## Written instruction
Find every line with the word "Licence". Copy those lines.

## Available records
:::::
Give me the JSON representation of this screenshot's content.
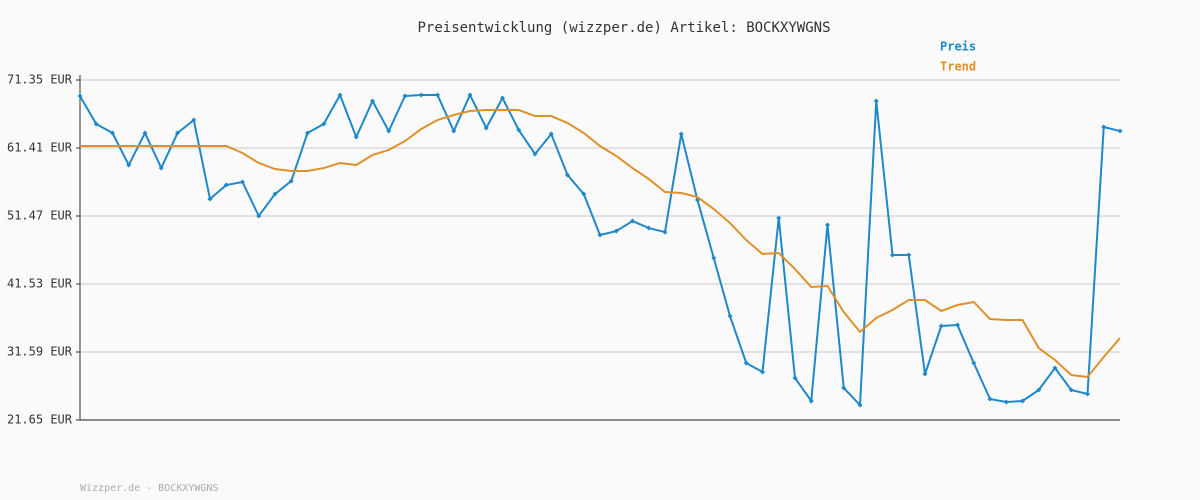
{
  "chart_data": {
    "type": "line",
    "title": "Preisentwicklung (wizzper.de) Artikel: BOCKXYWGNS",
    "footer": "Wizzper.de - BOCKXYWGNS",
    "ylim": [
      21.65,
      71.35
    ],
    "yticks": [
      {
        "value": 21.65,
        "label": "21.65 EUR"
      },
      {
        "value": 31.59,
        "label": "31.59 EUR"
      },
      {
        "value": 41.53,
        "label": "41.53 EUR"
      },
      {
        "value": 51.47,
        "label": "51.47 EUR"
      },
      {
        "value": 61.41,
        "label": "61.41 EUR"
      },
      {
        "value": 71.35,
        "label": "71.35 EUR"
      }
    ],
    "grid": true,
    "series": [
      {
        "name": "Preis",
        "color": "#1f88c8",
        "markers": true,
        "values": [
          69.01,
          64.92,
          63.6,
          58.92,
          63.6,
          58.48,
          63.6,
          65.5,
          53.95,
          56.0,
          56.44,
          51.47,
          54.68,
          56.58,
          63.6,
          64.92,
          69.16,
          63.01,
          68.28,
          63.89,
          69.01,
          69.16,
          69.16,
          63.89,
          69.16,
          64.33,
          68.72,
          64.04,
          60.53,
          63.45,
          57.46,
          54.68,
          48.69,
          49.27,
          50.73,
          49.71,
          49.12,
          63.45,
          53.8,
          45.33,
          36.85,
          29.98,
          28.67,
          51.18,
          27.79,
          24.43,
          50.15,
          26.33,
          23.84,
          68.28,
          45.77,
          45.77,
          28.37,
          35.39,
          35.53,
          29.98,
          24.72,
          24.28,
          24.43,
          26.04,
          29.25,
          26.04,
          25.45,
          64.48,
          63.89
        ]
      },
      {
        "name": "Trend",
        "color": "#e0902a",
        "markers": false,
        "values": [
          61.7,
          61.7,
          61.7,
          61.7,
          61.7,
          61.7,
          61.7,
          61.7,
          61.7,
          61.7,
          60.68,
          59.22,
          58.34,
          58.05,
          58.05,
          58.48,
          59.22,
          58.92,
          60.39,
          61.12,
          62.43,
          64.19,
          65.5,
          66.23,
          66.82,
          66.96,
          66.96,
          66.96,
          66.08,
          66.08,
          65.06,
          63.6,
          61.7,
          60.24,
          58.48,
          56.88,
          54.98,
          54.83,
          54.24,
          52.49,
          50.44,
          47.95,
          45.91,
          46.06,
          43.72,
          41.09,
          41.24,
          37.44,
          34.52,
          36.56,
          37.73,
          39.19,
          39.19,
          37.59,
          38.46,
          38.9,
          36.41,
          36.27,
          36.27,
          32.17,
          30.42,
          28.23,
          27.94,
          30.86,
          33.63
        ]
      }
    ]
  }
}
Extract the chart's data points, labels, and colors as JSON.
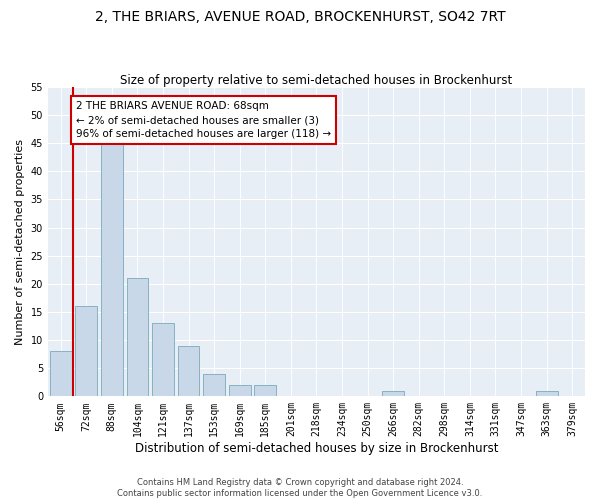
{
  "title": "2, THE BRIARS, AVENUE ROAD, BROCKENHURST, SO42 7RT",
  "subtitle": "Size of property relative to semi-detached houses in Brockenhurst",
  "xlabel": "Distribution of semi-detached houses by size in Brockenhurst",
  "ylabel": "Number of semi-detached properties",
  "categories": [
    "56sqm",
    "72sqm",
    "88sqm",
    "104sqm",
    "121sqm",
    "137sqm",
    "153sqm",
    "169sqm",
    "185sqm",
    "201sqm",
    "218sqm",
    "234sqm",
    "250sqm",
    "266sqm",
    "282sqm",
    "298sqm",
    "314sqm",
    "331sqm",
    "347sqm",
    "363sqm",
    "379sqm"
  ],
  "values": [
    8,
    16,
    46,
    21,
    13,
    9,
    4,
    2,
    2,
    0,
    0,
    0,
    0,
    1,
    0,
    0,
    0,
    0,
    0,
    1,
    0
  ],
  "bar_color": "#c8d8e8",
  "bar_edge_color": "#7aaabb",
  "highlight_color": "#cc0000",
  "annotation_text": "2 THE BRIARS AVENUE ROAD: 68sqm\n← 2% of semi-detached houses are smaller (3)\n96% of semi-detached houses are larger (118) →",
  "annotation_box_color": "#cc0000",
  "ylim": [
    0,
    55
  ],
  "yticks": [
    0,
    5,
    10,
    15,
    20,
    25,
    30,
    35,
    40,
    45,
    50,
    55
  ],
  "background_color": "#e8eef5",
  "footer": "Contains HM Land Registry data © Crown copyright and database right 2024.\nContains public sector information licensed under the Open Government Licence v3.0.",
  "title_fontsize": 10,
  "subtitle_fontsize": 8.5,
  "xlabel_fontsize": 8.5,
  "ylabel_fontsize": 8,
  "tick_fontsize": 7,
  "annotation_fontsize": 7.5,
  "footer_fontsize": 6
}
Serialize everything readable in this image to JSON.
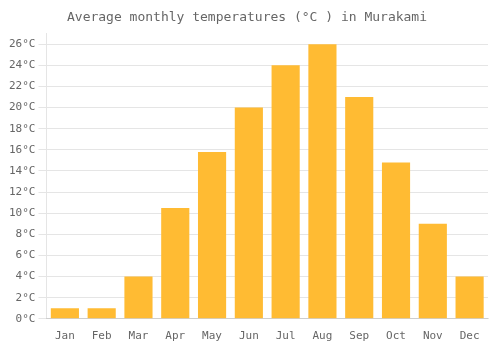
{
  "chart_data": {
    "type": "bar",
    "title": "Average monthly temperatures (°C ) in Murakami",
    "categories": [
      "Jan",
      "Feb",
      "Mar",
      "Apr",
      "May",
      "Jun",
      "Jul",
      "Aug",
      "Sep",
      "Oct",
      "Nov",
      "Dec"
    ],
    "values": [
      1,
      1,
      4,
      10.5,
      15.8,
      20,
      24,
      26,
      21,
      14.8,
      9,
      4
    ],
    "color": "#FFBB33",
    "ylim": [
      0,
      27
    ],
    "yticks": [
      {
        "value": 0,
        "label": "0°C"
      },
      {
        "value": 2,
        "label": "2°C"
      },
      {
        "value": 4,
        "label": "4°C"
      },
      {
        "value": 6,
        "label": "6°C"
      },
      {
        "value": 8,
        "label": "8°C"
      },
      {
        "value": 10,
        "label": "10°C"
      },
      {
        "value": 12,
        "label": "12°C"
      },
      {
        "value": 14,
        "label": "14°C"
      },
      {
        "value": 16,
        "label": "16°C"
      },
      {
        "value": 18,
        "label": "18°C"
      },
      {
        "value": 20,
        "label": "20°C"
      },
      {
        "value": 22,
        "label": "22°C"
      },
      {
        "value": 24,
        "label": "24°C"
      },
      {
        "value": 26,
        "label": "26°C"
      }
    ],
    "grid": true
  }
}
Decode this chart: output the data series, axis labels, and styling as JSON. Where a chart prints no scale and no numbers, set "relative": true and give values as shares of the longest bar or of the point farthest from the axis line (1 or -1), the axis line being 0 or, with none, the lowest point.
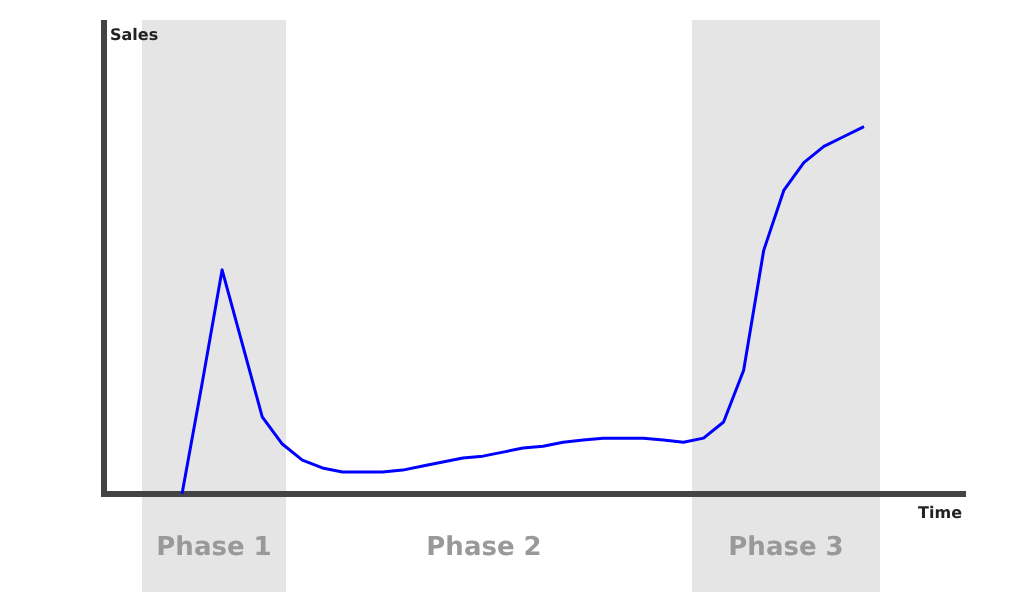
{
  "chart_data": {
    "type": "line",
    "xlabel": "Time",
    "relative": true,
    "tick_labels": false,
    "categories": [
      null,
      null,
      null,
      null,
      null,
      null,
      null,
      null,
      null,
      null,
      null,
      null,
      null,
      null,
      null,
      null,
      null,
      null,
      null,
      null,
      null,
      null,
      null,
      null,
      null,
      null,
      null,
      null,
      null,
      null,
      null,
      null,
      null,
      null,
      null
    ],
    "series": [
      {
        "color": "#0000ff",
        "values": [
          0,
          0.3,
          0.61,
          0.41,
          0.21,
          0.136,
          0.092,
          0.071,
          0.06,
          0.06,
          0.06,
          0.065,
          0.076,
          0.087,
          0.098,
          0.103,
          0.114,
          0.125,
          0.13,
          0.141,
          0.147,
          0.152,
          0.152,
          0.152,
          0.147,
          0.141,
          0.152,
          0.196,
          0.337,
          0.663,
          0.826,
          0.902,
          0.946,
          0.973,
          1
        ]
      }
    ],
    "annotations": [
      "Sales",
      "Phase 1",
      "Phase 2",
      "Phase 3"
    ]
  }
}
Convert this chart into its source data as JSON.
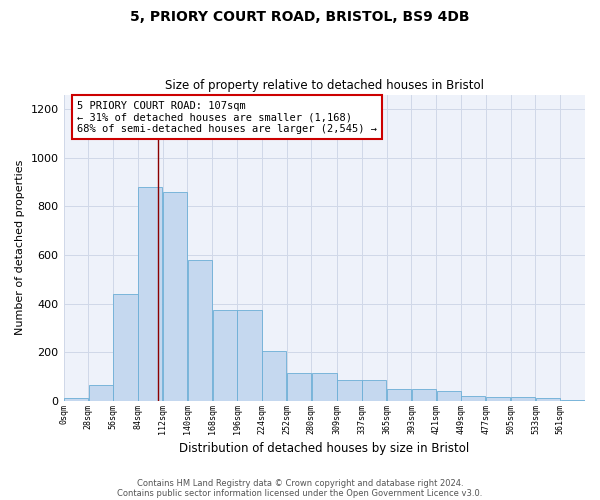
{
  "title_line1": "5, PRIORY COURT ROAD, BRISTOL, BS9 4DB",
  "title_line2": "Size of property relative to detached houses in Bristol",
  "xlabel": "Distribution of detached houses by size in Bristol",
  "ylabel": "Number of detached properties",
  "bar_values": [
    12,
    65,
    440,
    880,
    860,
    580,
    375,
    375,
    205,
    115,
    115,
    85,
    85,
    50,
    50,
    40,
    22,
    15,
    15,
    10,
    5
  ],
  "bin_edges": [
    0,
    28,
    56,
    84,
    112,
    140,
    168,
    196,
    224,
    252,
    280,
    309,
    337,
    365,
    393,
    421,
    449,
    477,
    505,
    533,
    561,
    589
  ],
  "bar_color": "#c5d8ef",
  "bar_edge_color": "#6baed6",
  "property_line_x": 107,
  "property_line_color": "#8b0000",
  "annotation_text": "5 PRIORY COURT ROAD: 107sqm\n← 31% of detached houses are smaller (1,168)\n68% of semi-detached houses are larger (2,545) →",
  "annotation_box_color": "#ffffff",
  "annotation_box_edge_color": "#cc0000",
  "ylim": [
    0,
    1260
  ],
  "yticks": [
    0,
    200,
    400,
    600,
    800,
    1000,
    1200
  ],
  "footer_line1": "Contains HM Land Registry data © Crown copyright and database right 2024.",
  "footer_line2": "Contains public sector information licensed under the Open Government Licence v3.0.",
  "background_color": "#ffffff",
  "axes_bg_color": "#eef2fa",
  "grid_color": "#d0d8e8"
}
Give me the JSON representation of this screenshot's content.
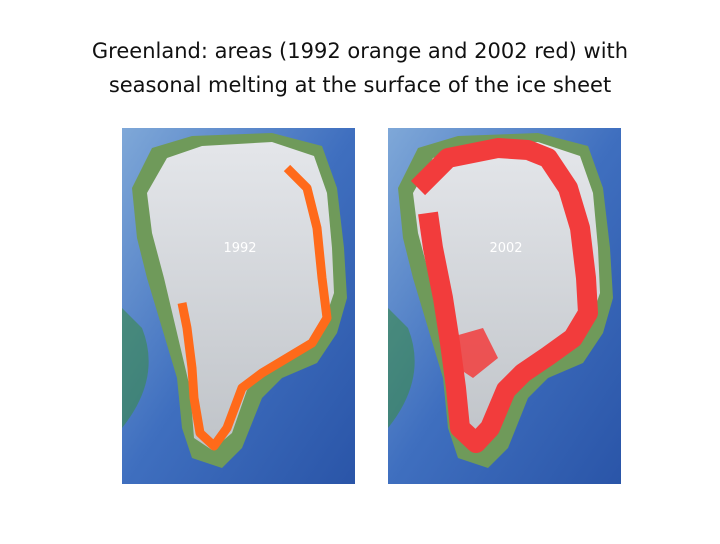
:::::
## Worked solution
  "footer": "Contains HM Land Registry data © Crown copyright and database right 2024.\nContains public sector information licensed under the Open Government Licence v3.0.",
  "footer_line2": "Contains public sector information licensed under the Open Government Licence v3.0.",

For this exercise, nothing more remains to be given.